▸ **MATERIAL FOR THIS EXERCISE**
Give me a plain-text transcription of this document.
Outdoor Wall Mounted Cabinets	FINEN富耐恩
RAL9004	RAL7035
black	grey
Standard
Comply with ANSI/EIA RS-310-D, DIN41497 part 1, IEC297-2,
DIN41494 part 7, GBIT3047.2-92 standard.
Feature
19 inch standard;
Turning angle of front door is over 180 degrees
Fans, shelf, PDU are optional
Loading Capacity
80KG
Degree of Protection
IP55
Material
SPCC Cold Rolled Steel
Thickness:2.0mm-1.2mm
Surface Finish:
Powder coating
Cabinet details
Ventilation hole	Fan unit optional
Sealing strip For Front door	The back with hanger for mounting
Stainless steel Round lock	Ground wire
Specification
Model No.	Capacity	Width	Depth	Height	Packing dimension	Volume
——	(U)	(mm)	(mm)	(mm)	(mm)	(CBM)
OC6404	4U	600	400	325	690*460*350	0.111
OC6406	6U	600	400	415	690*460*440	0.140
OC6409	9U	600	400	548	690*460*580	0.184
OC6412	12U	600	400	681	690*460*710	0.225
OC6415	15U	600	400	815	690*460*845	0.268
...
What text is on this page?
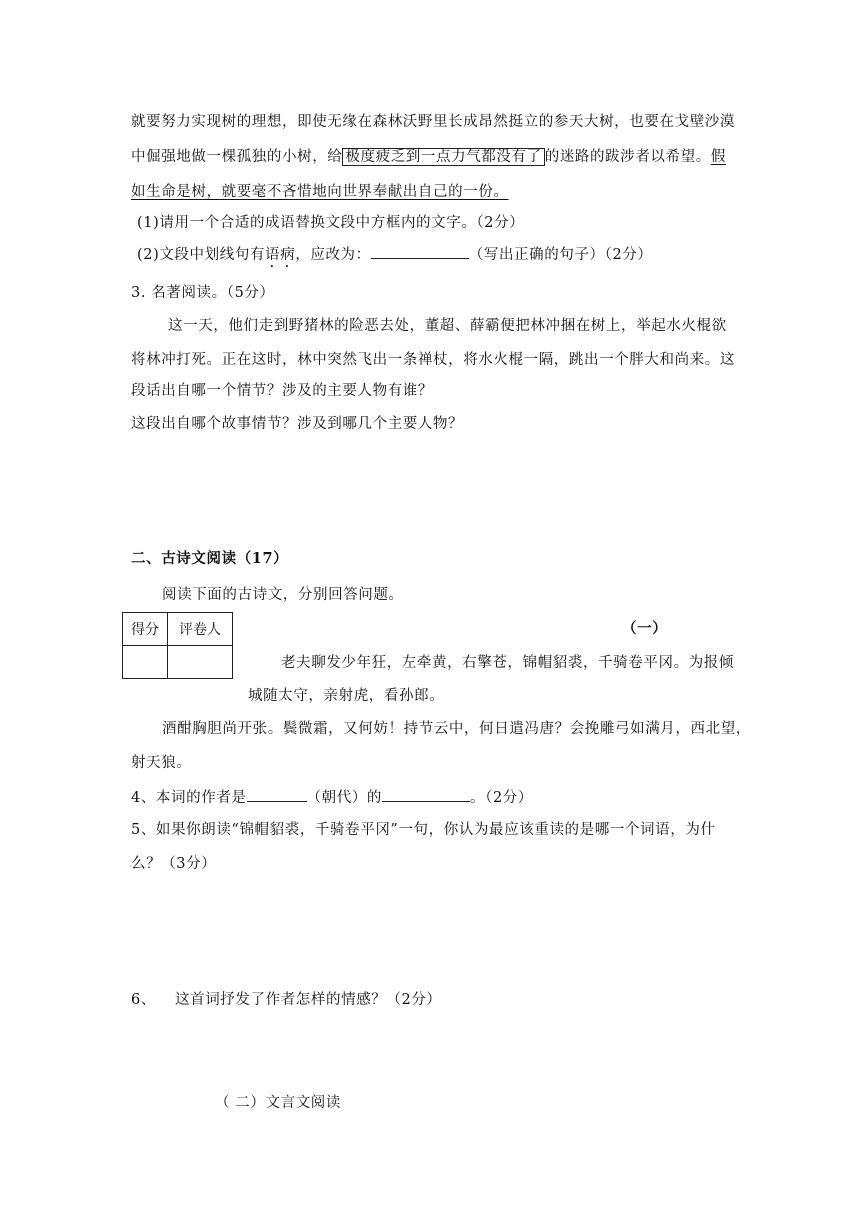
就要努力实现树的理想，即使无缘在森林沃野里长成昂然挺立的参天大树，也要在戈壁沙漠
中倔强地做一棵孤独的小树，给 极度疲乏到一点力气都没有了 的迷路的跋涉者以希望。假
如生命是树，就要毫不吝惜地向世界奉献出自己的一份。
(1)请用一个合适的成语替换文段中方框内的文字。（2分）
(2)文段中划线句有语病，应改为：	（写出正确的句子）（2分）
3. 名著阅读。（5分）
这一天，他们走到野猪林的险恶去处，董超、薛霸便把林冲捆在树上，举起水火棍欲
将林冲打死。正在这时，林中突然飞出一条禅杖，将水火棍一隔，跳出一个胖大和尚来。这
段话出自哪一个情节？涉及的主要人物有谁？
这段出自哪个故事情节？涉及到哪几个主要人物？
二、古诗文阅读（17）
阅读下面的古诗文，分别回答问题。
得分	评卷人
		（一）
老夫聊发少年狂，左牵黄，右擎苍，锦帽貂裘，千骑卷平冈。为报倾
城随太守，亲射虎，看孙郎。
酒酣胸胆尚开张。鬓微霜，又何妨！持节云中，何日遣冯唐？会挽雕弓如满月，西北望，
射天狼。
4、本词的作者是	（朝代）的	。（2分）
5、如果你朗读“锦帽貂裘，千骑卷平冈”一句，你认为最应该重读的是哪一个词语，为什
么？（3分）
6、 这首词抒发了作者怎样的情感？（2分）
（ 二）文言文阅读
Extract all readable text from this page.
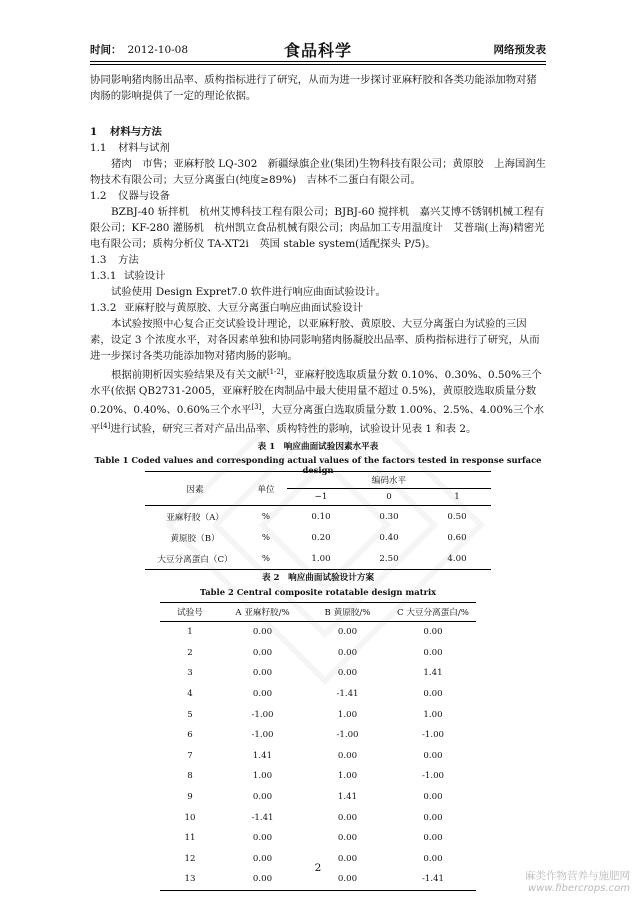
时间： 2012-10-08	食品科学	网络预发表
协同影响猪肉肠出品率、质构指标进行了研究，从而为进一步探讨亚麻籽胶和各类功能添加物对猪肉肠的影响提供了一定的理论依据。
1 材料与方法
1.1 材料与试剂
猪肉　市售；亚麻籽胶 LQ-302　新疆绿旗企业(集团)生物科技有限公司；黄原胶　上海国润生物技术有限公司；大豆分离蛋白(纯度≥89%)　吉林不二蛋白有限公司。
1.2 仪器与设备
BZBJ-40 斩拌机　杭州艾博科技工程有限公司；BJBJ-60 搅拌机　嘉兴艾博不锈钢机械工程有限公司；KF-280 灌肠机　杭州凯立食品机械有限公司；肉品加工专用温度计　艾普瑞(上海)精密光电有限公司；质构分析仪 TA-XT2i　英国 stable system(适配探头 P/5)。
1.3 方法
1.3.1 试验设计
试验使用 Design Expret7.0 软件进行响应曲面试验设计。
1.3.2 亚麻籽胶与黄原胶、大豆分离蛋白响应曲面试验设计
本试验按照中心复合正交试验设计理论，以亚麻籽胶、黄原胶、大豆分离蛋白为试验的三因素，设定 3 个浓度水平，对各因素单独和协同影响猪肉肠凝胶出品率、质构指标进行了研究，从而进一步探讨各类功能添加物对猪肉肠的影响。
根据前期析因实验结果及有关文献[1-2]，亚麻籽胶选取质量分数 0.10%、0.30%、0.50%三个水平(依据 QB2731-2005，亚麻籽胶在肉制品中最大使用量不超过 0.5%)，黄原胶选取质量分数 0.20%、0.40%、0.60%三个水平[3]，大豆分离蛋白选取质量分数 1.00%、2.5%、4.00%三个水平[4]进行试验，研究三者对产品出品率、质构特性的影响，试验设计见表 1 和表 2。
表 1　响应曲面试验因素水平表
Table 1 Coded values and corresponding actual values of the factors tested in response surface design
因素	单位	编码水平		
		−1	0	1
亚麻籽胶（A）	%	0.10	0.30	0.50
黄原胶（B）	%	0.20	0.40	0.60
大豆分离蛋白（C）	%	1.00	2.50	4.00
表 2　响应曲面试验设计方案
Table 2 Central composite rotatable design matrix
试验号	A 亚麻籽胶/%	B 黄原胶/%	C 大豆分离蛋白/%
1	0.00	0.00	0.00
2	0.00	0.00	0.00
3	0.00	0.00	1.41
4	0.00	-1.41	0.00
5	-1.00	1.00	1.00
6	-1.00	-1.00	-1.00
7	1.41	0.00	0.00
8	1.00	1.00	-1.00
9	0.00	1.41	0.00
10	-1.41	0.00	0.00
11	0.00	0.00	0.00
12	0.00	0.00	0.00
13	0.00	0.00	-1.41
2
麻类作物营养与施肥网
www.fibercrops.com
---
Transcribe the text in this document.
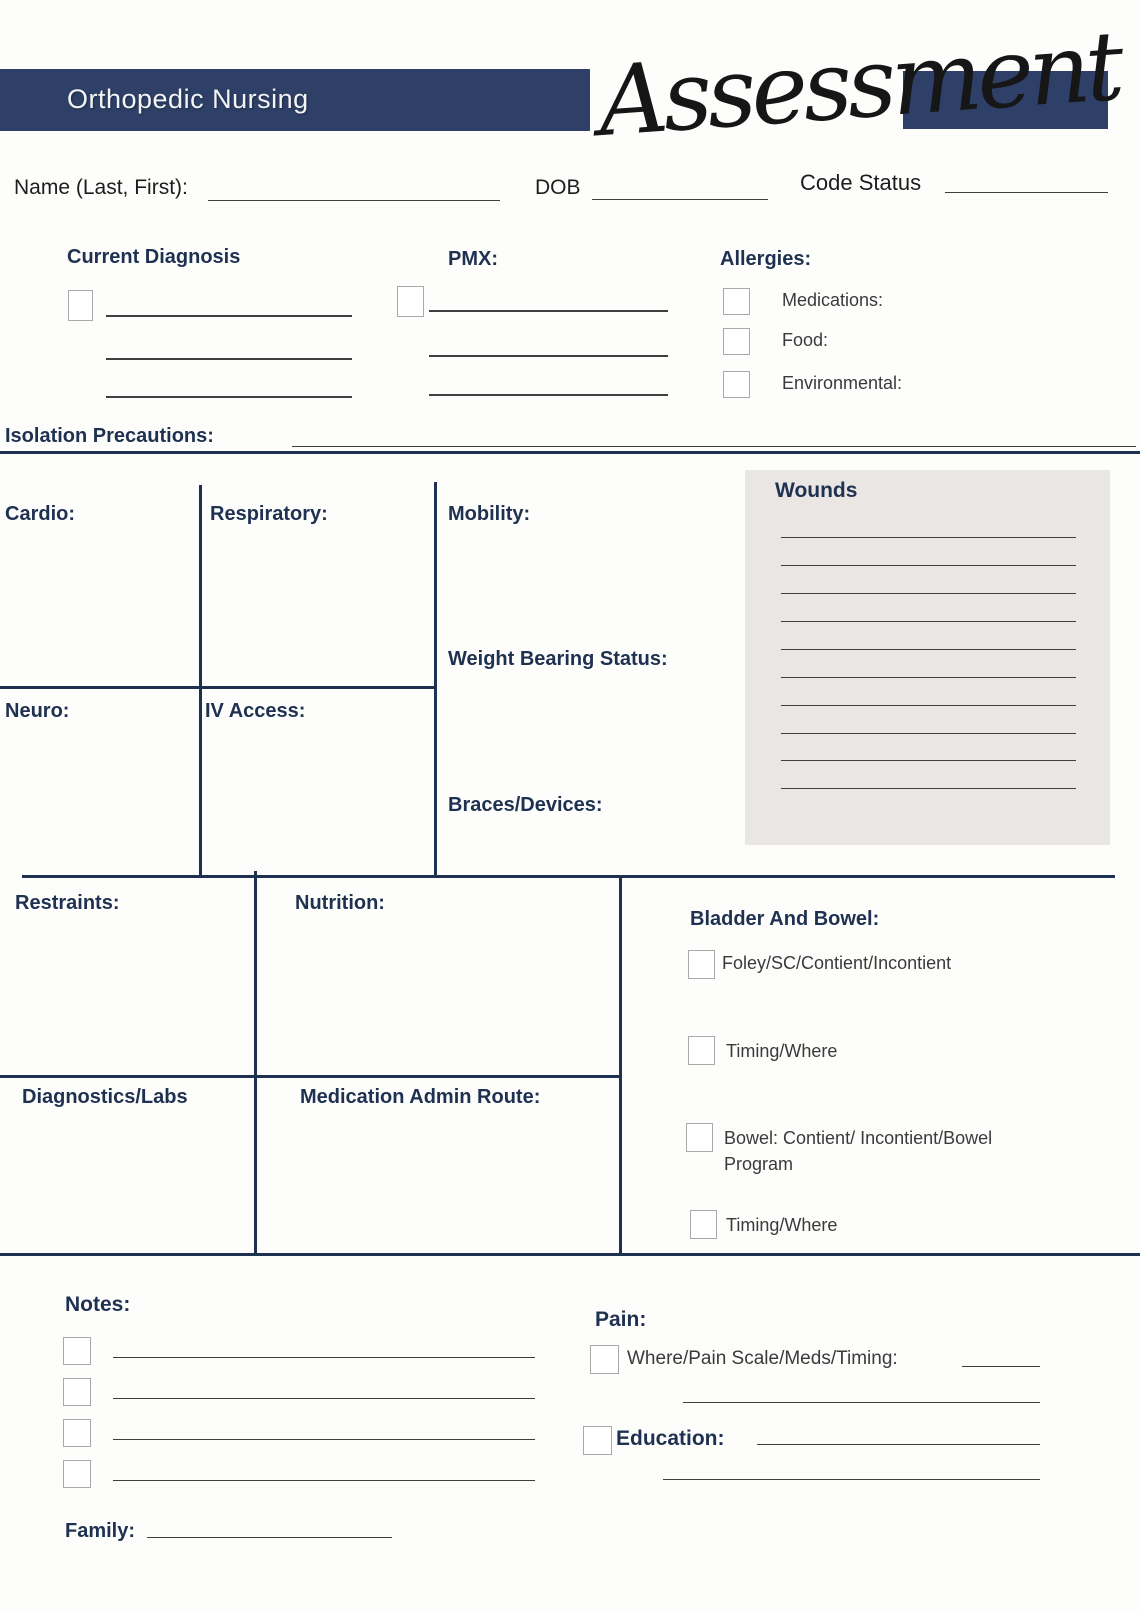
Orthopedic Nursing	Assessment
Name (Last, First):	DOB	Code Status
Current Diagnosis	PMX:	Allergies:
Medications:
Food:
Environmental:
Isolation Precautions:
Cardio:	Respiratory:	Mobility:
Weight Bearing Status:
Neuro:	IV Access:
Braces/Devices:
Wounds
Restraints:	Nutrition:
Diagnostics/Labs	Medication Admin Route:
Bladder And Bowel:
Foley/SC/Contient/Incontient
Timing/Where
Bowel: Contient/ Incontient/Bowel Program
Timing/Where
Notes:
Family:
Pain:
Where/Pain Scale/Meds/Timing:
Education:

▸ **TO DO**
Track down every line of the material containing the string "Bowel", and copy it.

▸ **COMPLETED EXERCISE**
Bladder And Bowel:
Bowel: Contient/ Incontient/Bowel Program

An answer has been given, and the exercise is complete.